**REQUEST**
Within the listing below, locate all lines containing the word "Maha". Copy each one.

== DATA SUPPLIED ==

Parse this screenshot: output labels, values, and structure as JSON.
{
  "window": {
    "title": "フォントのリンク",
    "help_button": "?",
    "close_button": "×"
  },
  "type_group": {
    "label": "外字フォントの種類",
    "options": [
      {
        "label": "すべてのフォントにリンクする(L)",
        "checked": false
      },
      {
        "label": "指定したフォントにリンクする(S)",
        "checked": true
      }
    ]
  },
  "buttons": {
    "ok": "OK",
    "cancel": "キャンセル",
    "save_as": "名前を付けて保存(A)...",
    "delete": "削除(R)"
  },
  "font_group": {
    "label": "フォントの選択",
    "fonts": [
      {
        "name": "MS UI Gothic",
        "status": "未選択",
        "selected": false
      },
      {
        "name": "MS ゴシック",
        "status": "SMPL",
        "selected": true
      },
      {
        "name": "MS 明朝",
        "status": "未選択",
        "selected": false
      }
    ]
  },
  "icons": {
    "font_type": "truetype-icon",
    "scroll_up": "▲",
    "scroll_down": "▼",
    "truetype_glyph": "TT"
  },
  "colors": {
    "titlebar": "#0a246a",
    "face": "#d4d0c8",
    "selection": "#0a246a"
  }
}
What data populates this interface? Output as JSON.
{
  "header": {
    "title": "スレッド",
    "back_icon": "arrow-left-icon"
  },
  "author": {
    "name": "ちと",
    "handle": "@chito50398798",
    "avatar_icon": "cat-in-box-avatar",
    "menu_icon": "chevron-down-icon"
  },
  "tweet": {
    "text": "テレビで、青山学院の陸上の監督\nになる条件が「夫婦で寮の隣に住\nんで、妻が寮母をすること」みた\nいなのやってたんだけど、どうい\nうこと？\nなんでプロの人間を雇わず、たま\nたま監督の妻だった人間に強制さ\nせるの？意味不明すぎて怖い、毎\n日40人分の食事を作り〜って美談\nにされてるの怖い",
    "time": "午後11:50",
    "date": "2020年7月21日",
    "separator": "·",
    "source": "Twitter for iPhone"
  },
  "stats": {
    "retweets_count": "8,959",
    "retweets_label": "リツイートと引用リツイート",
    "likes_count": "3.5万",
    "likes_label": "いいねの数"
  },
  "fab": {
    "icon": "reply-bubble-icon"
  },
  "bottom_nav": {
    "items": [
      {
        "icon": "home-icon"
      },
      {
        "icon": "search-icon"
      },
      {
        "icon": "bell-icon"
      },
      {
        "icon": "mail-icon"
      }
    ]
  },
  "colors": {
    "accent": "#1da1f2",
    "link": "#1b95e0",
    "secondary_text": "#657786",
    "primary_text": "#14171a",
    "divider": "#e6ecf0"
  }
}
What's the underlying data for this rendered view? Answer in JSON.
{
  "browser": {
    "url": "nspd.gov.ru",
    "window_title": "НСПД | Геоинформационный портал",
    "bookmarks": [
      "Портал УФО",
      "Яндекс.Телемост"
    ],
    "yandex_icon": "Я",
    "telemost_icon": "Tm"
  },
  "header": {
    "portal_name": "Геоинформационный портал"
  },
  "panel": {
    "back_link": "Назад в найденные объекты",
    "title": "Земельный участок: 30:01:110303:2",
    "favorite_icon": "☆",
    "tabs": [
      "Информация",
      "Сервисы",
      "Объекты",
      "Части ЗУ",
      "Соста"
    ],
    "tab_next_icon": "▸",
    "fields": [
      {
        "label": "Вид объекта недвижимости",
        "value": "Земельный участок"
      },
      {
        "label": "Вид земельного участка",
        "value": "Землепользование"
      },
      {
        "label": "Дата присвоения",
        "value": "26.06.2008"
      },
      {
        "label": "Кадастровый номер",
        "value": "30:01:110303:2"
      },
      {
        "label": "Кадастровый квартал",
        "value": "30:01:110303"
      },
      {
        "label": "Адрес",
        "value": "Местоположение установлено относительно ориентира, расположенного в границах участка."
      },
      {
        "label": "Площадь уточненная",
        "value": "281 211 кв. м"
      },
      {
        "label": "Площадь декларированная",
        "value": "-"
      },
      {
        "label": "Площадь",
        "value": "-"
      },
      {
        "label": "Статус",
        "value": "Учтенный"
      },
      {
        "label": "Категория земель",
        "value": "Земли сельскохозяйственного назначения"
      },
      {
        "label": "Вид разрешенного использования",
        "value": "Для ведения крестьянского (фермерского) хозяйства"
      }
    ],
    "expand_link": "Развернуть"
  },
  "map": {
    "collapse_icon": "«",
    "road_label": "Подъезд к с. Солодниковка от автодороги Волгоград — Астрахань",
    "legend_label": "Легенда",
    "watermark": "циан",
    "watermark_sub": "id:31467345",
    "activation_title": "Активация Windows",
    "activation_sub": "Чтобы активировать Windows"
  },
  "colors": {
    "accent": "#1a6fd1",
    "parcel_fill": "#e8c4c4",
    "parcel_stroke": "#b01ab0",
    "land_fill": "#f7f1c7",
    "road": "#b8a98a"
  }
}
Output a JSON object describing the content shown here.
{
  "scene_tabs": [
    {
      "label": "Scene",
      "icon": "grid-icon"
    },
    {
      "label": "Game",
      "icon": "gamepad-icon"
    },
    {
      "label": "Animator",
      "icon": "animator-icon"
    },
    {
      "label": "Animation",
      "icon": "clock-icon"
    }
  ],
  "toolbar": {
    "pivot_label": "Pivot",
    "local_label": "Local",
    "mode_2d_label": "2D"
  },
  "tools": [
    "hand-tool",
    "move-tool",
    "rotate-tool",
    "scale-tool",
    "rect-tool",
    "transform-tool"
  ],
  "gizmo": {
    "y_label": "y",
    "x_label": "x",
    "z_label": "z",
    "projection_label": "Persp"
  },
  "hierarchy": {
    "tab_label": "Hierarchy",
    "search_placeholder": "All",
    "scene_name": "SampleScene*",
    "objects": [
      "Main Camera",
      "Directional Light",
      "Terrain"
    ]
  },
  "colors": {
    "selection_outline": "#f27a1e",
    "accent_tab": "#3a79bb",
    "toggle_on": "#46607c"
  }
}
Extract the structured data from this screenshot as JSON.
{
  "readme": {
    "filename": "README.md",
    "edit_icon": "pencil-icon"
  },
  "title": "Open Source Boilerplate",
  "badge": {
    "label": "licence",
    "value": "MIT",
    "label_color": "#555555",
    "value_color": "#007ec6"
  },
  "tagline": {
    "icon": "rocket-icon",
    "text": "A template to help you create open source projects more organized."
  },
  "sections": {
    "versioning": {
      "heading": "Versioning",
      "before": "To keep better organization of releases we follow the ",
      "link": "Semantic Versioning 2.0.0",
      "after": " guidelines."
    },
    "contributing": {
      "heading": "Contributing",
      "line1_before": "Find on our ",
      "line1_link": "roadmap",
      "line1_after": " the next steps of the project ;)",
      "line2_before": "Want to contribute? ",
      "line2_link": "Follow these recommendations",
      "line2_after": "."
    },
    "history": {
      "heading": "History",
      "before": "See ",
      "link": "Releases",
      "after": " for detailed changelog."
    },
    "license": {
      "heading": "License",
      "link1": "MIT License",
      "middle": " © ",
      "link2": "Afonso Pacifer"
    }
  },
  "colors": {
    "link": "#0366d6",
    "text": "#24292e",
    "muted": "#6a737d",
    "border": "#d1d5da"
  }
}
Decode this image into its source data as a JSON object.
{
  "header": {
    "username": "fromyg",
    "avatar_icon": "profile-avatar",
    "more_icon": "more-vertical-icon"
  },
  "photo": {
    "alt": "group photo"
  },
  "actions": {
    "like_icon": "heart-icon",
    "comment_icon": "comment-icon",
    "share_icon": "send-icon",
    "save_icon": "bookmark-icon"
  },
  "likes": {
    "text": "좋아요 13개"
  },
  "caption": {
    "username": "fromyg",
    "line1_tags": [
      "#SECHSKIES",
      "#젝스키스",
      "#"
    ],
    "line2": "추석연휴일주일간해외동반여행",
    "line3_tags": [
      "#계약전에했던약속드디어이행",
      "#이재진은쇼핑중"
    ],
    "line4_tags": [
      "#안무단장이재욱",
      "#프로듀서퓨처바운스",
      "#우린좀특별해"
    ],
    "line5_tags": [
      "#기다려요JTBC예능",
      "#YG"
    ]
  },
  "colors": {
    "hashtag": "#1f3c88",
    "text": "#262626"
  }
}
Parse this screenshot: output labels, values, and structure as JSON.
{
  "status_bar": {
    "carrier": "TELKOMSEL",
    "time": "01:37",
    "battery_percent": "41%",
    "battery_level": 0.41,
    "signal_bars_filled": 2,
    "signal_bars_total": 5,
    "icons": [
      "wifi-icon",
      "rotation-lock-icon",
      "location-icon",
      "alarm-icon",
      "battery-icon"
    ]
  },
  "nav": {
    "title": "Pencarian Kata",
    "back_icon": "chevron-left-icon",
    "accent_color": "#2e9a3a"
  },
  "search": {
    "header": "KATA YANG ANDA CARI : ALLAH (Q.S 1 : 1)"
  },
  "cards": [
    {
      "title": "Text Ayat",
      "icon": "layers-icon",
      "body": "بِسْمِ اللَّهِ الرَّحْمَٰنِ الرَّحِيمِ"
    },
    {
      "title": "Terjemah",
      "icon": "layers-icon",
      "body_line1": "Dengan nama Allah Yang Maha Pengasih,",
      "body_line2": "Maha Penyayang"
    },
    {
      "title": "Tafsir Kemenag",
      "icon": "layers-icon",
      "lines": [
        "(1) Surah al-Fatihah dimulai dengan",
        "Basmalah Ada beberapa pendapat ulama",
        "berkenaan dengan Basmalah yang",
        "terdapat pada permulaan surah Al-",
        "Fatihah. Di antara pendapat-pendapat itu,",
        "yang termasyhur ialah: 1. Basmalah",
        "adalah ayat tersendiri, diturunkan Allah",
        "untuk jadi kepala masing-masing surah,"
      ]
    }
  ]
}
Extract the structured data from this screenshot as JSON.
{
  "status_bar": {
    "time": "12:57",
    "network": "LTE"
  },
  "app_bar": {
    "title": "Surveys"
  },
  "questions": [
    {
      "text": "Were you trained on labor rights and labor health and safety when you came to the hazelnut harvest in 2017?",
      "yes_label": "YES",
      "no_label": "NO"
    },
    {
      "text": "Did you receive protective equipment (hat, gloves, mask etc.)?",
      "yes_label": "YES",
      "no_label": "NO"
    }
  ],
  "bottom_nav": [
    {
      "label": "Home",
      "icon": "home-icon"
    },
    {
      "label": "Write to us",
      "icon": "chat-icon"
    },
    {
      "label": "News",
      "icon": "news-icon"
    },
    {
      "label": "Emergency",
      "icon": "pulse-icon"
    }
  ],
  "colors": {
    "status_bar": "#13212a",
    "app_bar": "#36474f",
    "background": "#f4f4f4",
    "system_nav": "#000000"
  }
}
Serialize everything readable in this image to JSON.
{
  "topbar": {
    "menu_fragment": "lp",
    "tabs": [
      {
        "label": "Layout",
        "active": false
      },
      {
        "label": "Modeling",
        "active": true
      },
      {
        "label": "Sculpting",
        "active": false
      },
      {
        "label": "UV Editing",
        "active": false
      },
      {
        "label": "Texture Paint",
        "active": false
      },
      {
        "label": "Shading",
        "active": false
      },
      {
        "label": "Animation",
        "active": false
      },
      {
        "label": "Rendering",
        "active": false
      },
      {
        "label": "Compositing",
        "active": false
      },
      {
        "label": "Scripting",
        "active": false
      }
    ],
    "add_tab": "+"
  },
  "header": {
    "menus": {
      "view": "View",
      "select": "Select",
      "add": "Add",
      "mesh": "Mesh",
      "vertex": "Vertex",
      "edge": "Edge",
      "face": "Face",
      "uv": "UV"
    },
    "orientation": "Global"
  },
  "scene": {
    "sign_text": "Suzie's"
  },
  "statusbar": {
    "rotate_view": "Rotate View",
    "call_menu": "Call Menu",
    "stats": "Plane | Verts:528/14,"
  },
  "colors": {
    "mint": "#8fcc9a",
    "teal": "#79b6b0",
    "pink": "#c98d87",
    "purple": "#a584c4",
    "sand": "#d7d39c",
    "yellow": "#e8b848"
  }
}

===

**RESPONSE TO THIS EXERCISE**
      "body_line1": "Dengan nama Allah Yang Maha Pengasih,",
      "body_line2": "Maha Penyayang"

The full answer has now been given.